AIM: Write the data out again exactly, dropping any images it holds.

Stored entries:
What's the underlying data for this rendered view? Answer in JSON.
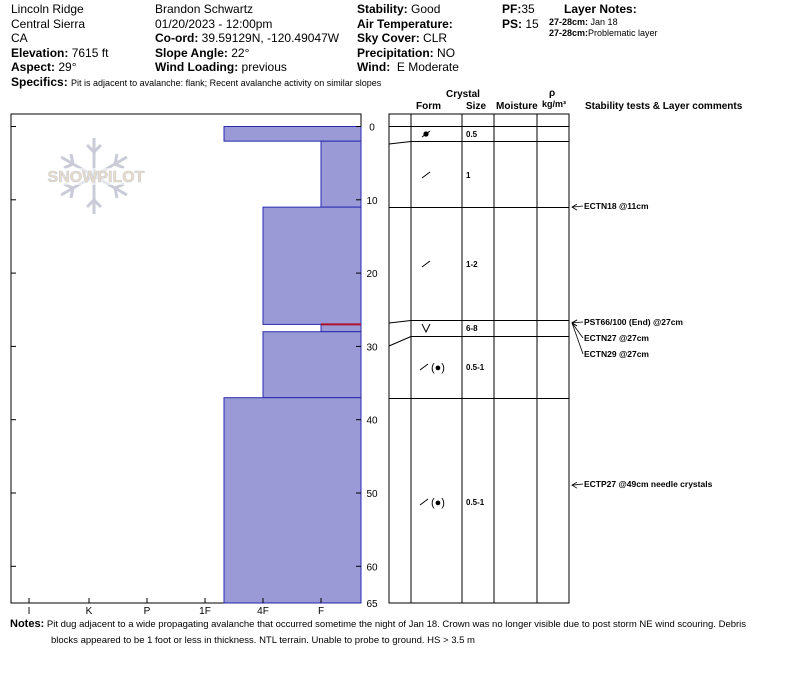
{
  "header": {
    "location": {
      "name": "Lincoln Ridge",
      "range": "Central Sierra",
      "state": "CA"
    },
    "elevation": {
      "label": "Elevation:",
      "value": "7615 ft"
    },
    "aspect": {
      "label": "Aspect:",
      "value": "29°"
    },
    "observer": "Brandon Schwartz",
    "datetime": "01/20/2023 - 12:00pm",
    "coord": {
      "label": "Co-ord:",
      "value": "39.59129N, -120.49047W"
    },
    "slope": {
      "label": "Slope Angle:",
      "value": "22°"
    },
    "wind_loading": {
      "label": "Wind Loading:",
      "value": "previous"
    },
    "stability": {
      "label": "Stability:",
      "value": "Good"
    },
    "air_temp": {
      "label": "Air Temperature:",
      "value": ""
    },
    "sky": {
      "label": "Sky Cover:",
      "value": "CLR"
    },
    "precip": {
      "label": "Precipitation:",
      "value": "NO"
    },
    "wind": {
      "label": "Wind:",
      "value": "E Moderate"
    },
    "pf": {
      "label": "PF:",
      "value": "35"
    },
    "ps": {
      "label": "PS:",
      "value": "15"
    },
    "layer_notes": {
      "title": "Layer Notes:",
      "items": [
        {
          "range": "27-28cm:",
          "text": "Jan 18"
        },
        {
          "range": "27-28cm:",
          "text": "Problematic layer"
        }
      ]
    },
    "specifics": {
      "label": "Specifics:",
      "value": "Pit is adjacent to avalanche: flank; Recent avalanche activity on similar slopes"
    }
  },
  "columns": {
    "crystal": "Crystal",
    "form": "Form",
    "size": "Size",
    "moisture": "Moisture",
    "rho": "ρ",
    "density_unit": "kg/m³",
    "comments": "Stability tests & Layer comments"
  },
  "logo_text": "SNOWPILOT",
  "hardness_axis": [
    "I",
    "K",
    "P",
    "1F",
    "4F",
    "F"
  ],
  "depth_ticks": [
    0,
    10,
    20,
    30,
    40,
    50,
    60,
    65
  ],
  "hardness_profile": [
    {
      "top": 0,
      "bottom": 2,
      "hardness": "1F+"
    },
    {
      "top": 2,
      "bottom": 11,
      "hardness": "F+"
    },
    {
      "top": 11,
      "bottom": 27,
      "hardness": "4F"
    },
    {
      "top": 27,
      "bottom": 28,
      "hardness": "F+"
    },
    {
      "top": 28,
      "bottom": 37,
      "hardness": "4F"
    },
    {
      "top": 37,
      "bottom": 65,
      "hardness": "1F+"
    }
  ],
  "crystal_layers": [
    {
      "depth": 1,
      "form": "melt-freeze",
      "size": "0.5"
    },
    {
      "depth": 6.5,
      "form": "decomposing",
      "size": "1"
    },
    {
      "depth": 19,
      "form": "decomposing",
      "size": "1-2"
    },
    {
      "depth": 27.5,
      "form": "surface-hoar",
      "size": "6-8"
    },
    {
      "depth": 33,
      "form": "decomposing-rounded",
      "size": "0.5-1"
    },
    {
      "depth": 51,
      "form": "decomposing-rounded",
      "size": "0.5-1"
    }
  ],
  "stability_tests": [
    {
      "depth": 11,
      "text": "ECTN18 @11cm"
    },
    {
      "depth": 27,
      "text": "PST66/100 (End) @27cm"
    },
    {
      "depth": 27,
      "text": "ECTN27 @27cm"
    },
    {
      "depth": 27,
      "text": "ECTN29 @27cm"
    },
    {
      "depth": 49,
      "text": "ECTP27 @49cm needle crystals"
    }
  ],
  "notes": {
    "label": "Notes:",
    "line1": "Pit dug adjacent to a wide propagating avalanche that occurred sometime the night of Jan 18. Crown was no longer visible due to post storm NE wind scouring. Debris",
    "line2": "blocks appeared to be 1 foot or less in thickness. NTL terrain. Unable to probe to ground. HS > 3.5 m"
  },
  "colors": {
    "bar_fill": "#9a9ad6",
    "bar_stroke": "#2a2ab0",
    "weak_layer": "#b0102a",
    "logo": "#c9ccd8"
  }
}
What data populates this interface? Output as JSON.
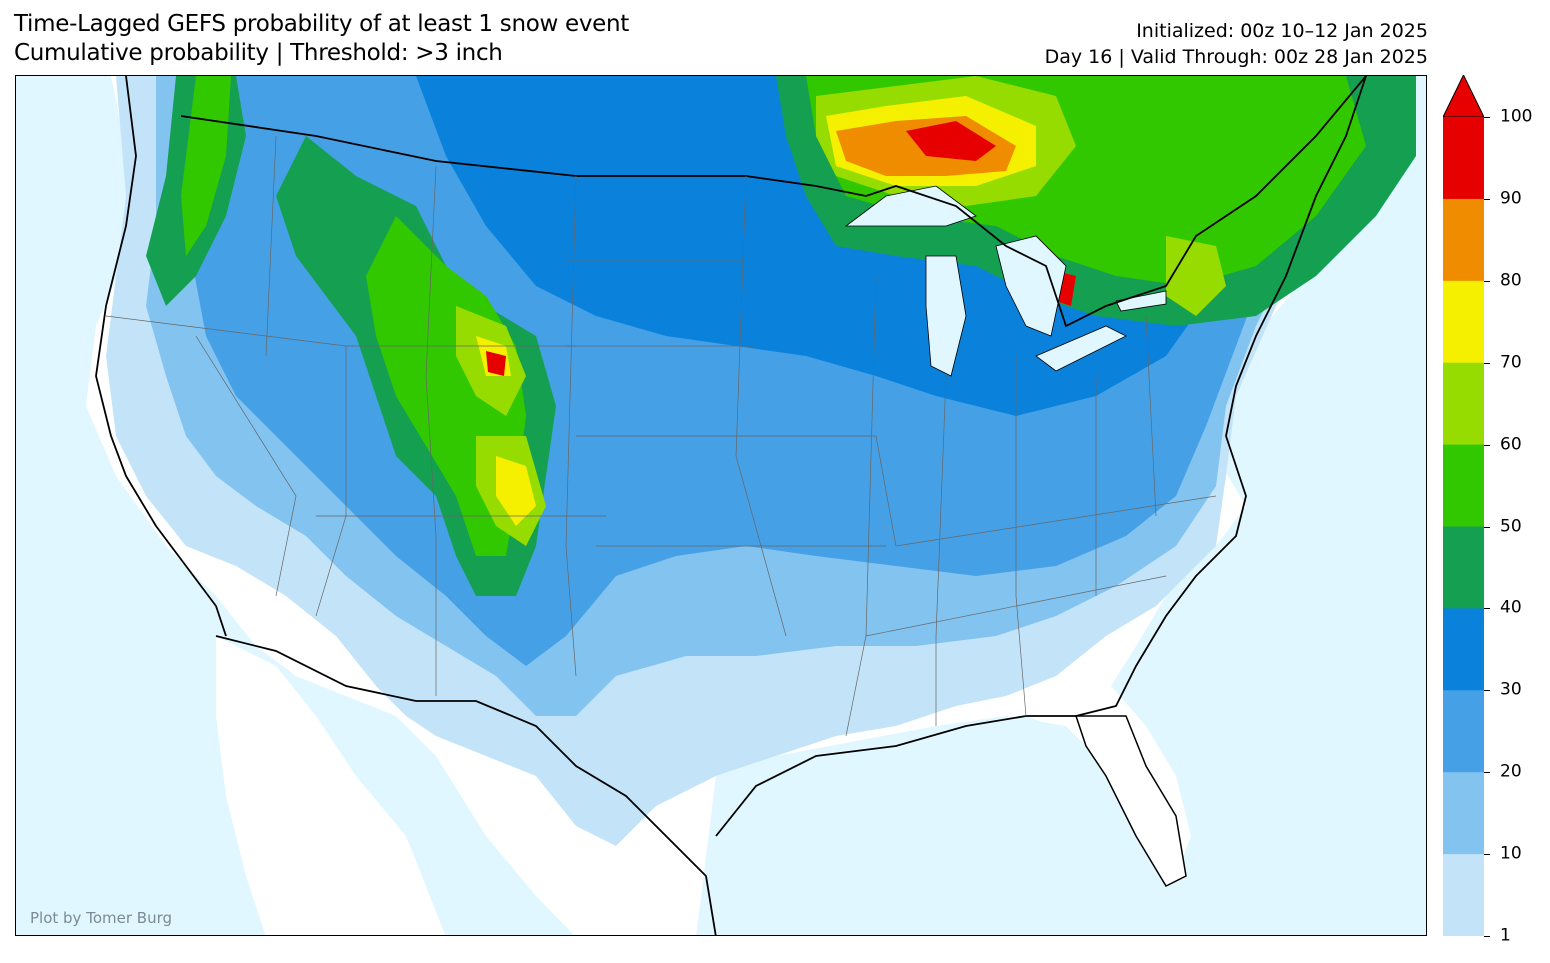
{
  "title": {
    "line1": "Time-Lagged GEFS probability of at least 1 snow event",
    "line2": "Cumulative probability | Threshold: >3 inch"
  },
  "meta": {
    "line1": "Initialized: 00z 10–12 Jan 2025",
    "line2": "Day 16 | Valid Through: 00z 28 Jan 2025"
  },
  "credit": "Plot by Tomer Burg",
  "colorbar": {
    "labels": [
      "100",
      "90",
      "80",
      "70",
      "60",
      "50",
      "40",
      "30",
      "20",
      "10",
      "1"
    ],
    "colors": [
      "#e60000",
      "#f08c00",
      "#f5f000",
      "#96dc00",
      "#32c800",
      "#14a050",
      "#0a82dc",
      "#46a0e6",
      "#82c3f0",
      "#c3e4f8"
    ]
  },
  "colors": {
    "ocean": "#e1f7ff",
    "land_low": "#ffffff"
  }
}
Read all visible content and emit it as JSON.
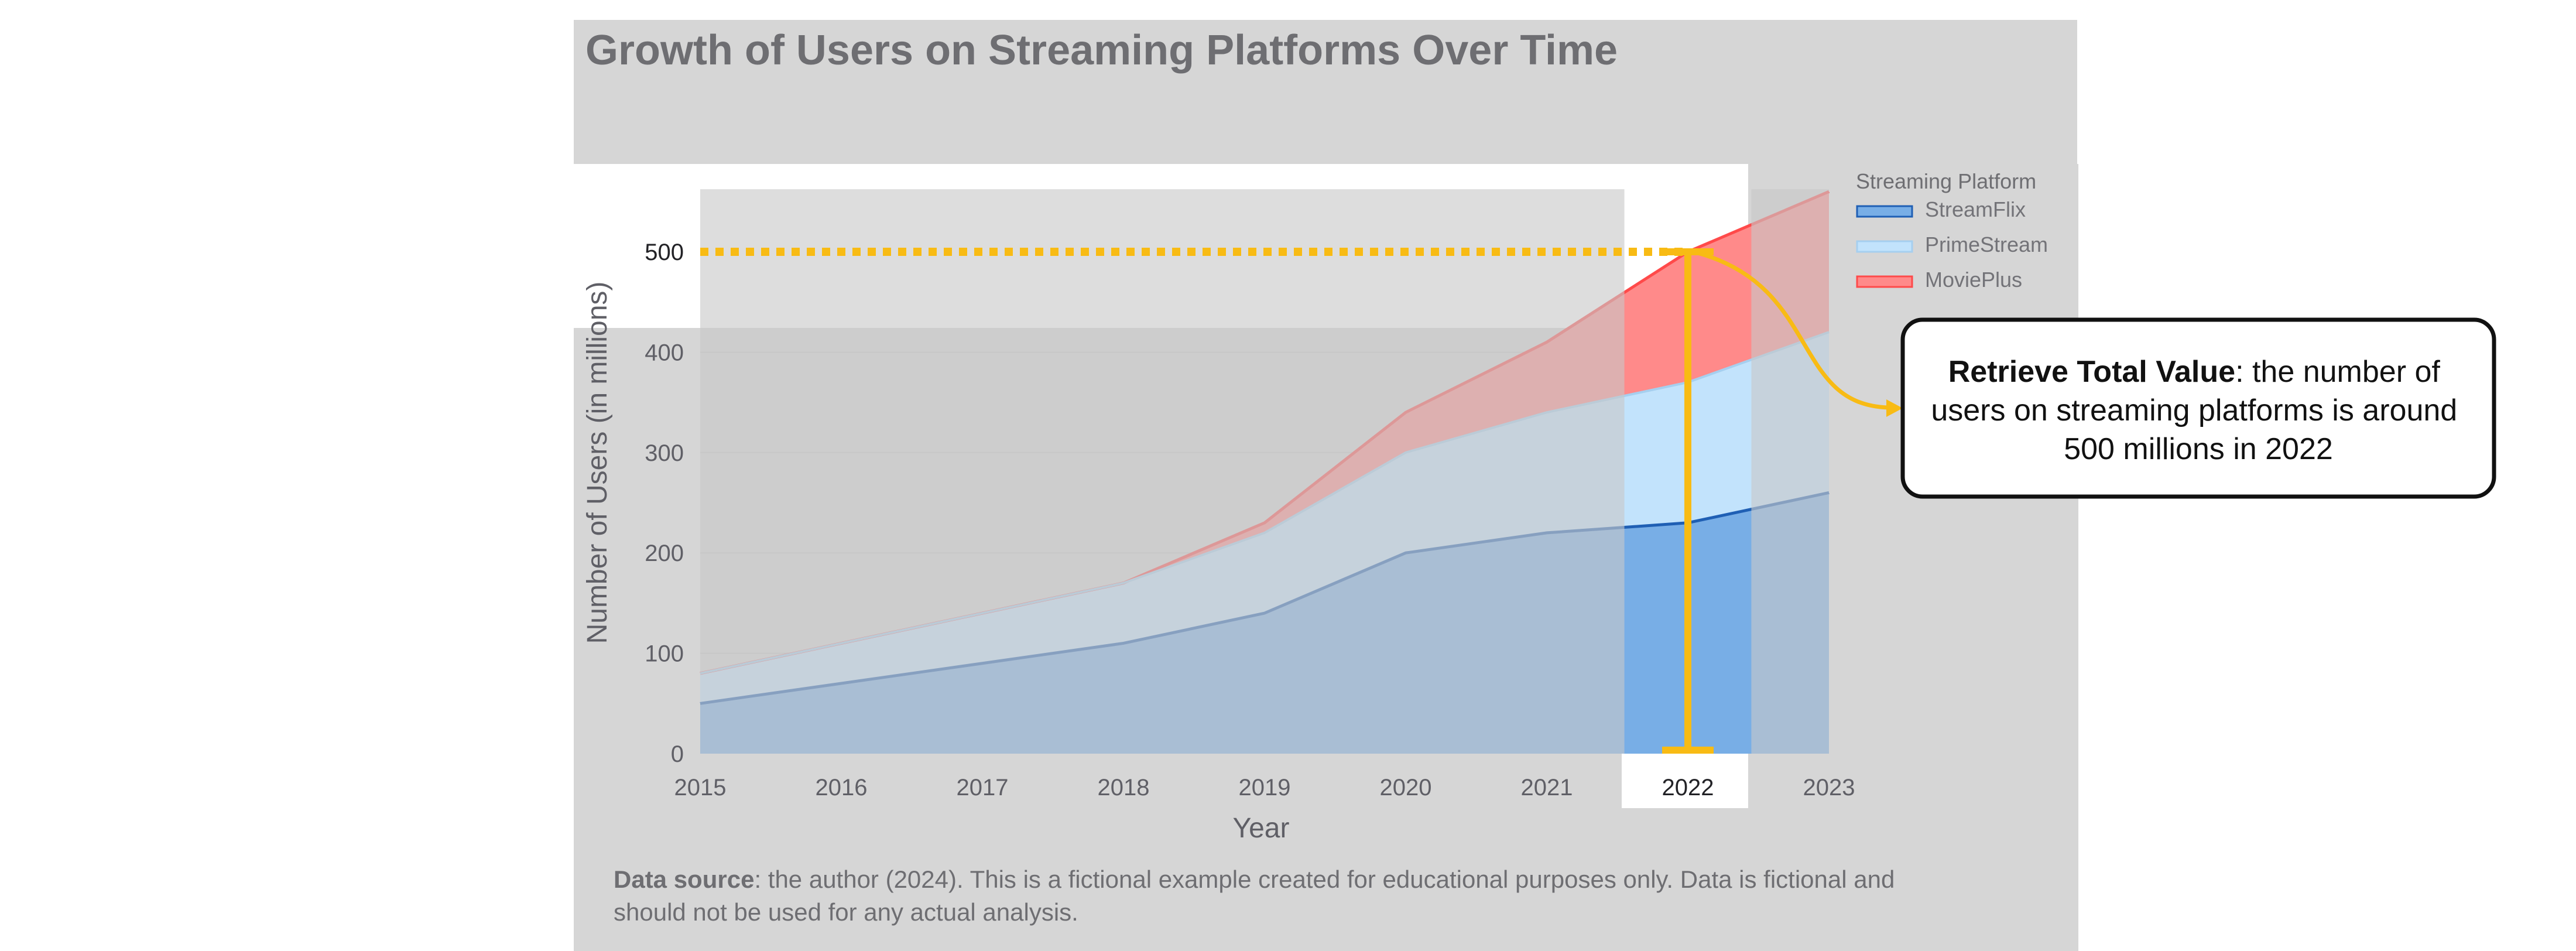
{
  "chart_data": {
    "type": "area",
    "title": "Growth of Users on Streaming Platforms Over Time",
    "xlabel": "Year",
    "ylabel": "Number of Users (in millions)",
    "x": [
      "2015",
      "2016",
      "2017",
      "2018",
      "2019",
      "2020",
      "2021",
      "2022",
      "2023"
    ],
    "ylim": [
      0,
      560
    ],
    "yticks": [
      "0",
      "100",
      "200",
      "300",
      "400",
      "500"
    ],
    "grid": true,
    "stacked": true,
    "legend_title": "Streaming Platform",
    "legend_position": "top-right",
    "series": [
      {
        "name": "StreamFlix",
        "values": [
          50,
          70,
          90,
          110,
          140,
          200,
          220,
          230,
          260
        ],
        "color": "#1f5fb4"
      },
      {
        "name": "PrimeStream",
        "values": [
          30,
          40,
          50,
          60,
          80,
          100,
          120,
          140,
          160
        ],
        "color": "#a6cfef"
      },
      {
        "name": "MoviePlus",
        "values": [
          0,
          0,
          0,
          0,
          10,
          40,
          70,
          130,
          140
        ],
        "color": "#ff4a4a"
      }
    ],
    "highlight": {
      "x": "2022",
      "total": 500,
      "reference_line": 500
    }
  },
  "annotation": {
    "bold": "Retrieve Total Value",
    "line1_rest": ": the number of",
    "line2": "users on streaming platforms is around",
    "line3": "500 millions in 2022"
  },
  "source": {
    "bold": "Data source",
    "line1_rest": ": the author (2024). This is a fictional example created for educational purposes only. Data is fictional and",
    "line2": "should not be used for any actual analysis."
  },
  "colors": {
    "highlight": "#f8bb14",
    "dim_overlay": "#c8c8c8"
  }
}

EXPECTED ANSWER:
What's the underlying data for this rendered view? Answer in JSON.
{
  "header": {
    "location": {
      "name": "Lincoln Ridge",
      "range": "Central Sierra",
      "state": "CA"
    },
    "elevation": {
      "label": "Elevation:",
      "value": "7615 ft"
    },
    "aspect": {
      "label": "Aspect:",
      "value": "29°"
    },
    "observer": "Brandon Schwartz",
    "datetime": "01/20/2023 - 12:00pm",
    "coord": {
      "label": "Co-ord:",
      "value": "39.59129N, -120.49047W"
    },
    "slope": {
      "label": "Slope Angle:",
      "value": "22°"
    },
    "wind_loading": {
      "label": "Wind Loading:",
      "value": "previous"
    },
    "stability": {
      "label": "Stability:",
      "value": "Good"
    },
    "air_temp": {
      "label": "Air Temperature:",
      "value": ""
    },
    "sky": {
      "label": "Sky Cover:",
      "value": "CLR"
    },
    "precip": {
      "label": "Precipitation:",
      "value": "NO"
    },
    "wind": {
      "label": "Wind:",
      "value": "E Moderate"
    },
    "pf": {
      "label": "PF:",
      "value": "35"
    },
    "ps": {
      "label": "PS:",
      "value": "15"
    },
    "layer_notes": {
      "title": "Layer Notes:",
      "items": [
        {
          "range": "27-28cm:",
          "text": "Jan 18"
        },
        {
          "range": "27-28cm:",
          "text": "Problematic layer"
        }
      ]
    },
    "specifics": {
      "label": "Specifics:",
      "value": "Pit is adjacent to avalanche: flank; Recent avalanche activity on similar slopes"
    }
  },
  "columns": {
    "crystal": "Crystal",
    "form": "Form",
    "size": "Size",
    "moisture": "Moisture",
    "rho": "ρ",
    "density_unit": "kg/m³",
    "comments": "Stability tests & Layer comments"
  },
  "logo_text": "SNOWPILOT",
  "hardness_axis": [
    "I",
    "K",
    "P",
    "1F",
    "4F",
    "F"
  ],
  "depth_ticks": [
    0,
    10,
    20,
    30,
    40,
    50,
    60,
    65
  ],
  "hardness_profile": [
    {
      "top": 0,
      "bottom": 2,
      "hardness": "1F+"
    },
    {
      "top": 2,
      "bottom": 11,
      "hardness": "F+"
    },
    {
      "top": 11,
      "bottom": 27,
      "hardness": "4F"
    },
    {
      "top": 27,
      "bottom": 28,
      "hardness": "F+"
    },
    {
      "top": 28,
      "bottom": 37,
      "hardness": "4F"
    },
    {
      "top": 37,
      "bottom": 65,
      "hardness": "1F+"
    }
  ],
  "crystal_layers": [
    {
      "depth": 1,
      "form": "melt-freeze",
      "size": "0.5"
    },
    {
      "depth": 6.5,
      "form": "decomposing",
      "size": "1"
    },
    {
      "depth": 19,
      "form": "decomposing",
      "size": "1-2"
    },
    {
      "depth": 27.5,
      "form": "surface-hoar",
      "size": "6-8"
    },
    {
      "depth": 33,
      "form": "decomposing-rounded",
      "size": "0.5-1"
    },
    {
      "depth": 51,
      "form": "decomposing-rounded",
      "size": "0.5-1"
    }
  ],
  "stability_tests": [
    {
      "depth": 11,
      "text": "ECTN18 @11cm"
    },
    {
      "depth": 27,
      "text": "PST66/100 (End) @27cm"
    },
    {
      "depth": 27,
      "text": "ECTN27 @27cm"
    },
    {
      "depth": 27,
      "text": "ECTN29 @27cm"
    },
    {
      "depth": 49,
      "text": "ECTP27 @49cm needle crystals"
    }
  ],
  "notes": {
    "label": "Notes:",
    "line1": "Pit dug adjacent to a wide propagating avalanche that occurred sometime the night of Jan 18. Crown was no longer visible due to post storm NE wind scouring. Debris",
    "line2": "blocks appeared to be 1 foot or less in thickness. NTL terrain. Unable to probe to ground. HS > 3.5 m"
  },
  "colors": {
    "bar_fill": "#9a9ad6",
    "bar_stroke": "#2a2ab0",
    "weak_layer": "#b0102a",
    "logo": "#c9ccd8"
  }
}
What data populates this interface? Output as JSON.
{
  "title": {
    "line1": "Time-Lagged GEFS probability of at least 1 snow event",
    "line2": "Cumulative probability | Threshold: >3 inch"
  },
  "meta": {
    "line1": "Initialized: 00z 10–12 Jan 2025",
    "line2": "Day 16 | Valid Through: 00z 28 Jan 2025"
  },
  "credit": "Plot by Tomer Burg",
  "colorbar": {
    "labels": [
      "100",
      "90",
      "80",
      "70",
      "60",
      "50",
      "40",
      "30",
      "20",
      "10",
      "1"
    ],
    "colors": [
      "#e60000",
      "#f08c00",
      "#f5f000",
      "#96dc00",
      "#32c800",
      "#14a050",
      "#0a82dc",
      "#46a0e6",
      "#82c3f0",
      "#c3e4f8"
    ]
  },
  "colors": {
    "ocean": "#e1f7ff",
    "land_low": "#ffffff"
  }
}
Read all visible content and emit it as JSON.
{
  "chart_data": {
    "type": "area",
    "title": "Growth of Users on Streaming Platforms Over Time",
    "xlabel": "Year",
    "ylabel": "Number of Users (in millions)",
    "x": [
      "2015",
      "2016",
      "2017",
      "2018",
      "2019",
      "2020",
      "2021",
      "2022",
      "2023"
    ],
    "ylim": [
      0,
      560
    ],
    "yticks": [
      "0",
      "100",
      "200",
      "300",
      "400",
      "500"
    ],
    "grid": true,
    "stacked": true,
    "legend_title": "Streaming Platform",
    "legend_position": "top-right",
    "series": [
      {
        "name": "StreamFlix",
        "values": [
          50,
          70,
          90,
          110,
          140,
          200,
          220,
          230,
          260
        ],
        "color": "#1f5fb4"
      },
      {
        "name": "PrimeStream",
        "values": [
          30,
          40,
          50,
          60,
          80,
          100,
          120,
          140,
          160
        ],
        "color": "#a6cfef"
      },
      {
        "name": "MoviePlus",
        "values": [
          0,
          0,
          0,
          0,
          10,
          40,
          70,
          130,
          140
        ],
        "color": "#ff4a4a"
      }
    ],
    "highlight": {
      "x": "2022",
      "total": 500,
      "reference_line": 500
    }
  },
  "annotation": {
    "bold": "Retrieve Total Value",
    "line1_rest": ": the number of",
    "line2": "users on streaming platforms is around",
    "line3": "500 millions in 2022"
  },
  "source": {
    "bold": "Data source",
    "line1_rest": ": the author (2024). This is a fictional example created for educational purposes only. Data is fictional and",
    "line2": "should not be used for any actual analysis."
  },
  "colors": {
    "highlight": "#f8bb14",
    "dim_overlay": "#c8c8c8"
  }
}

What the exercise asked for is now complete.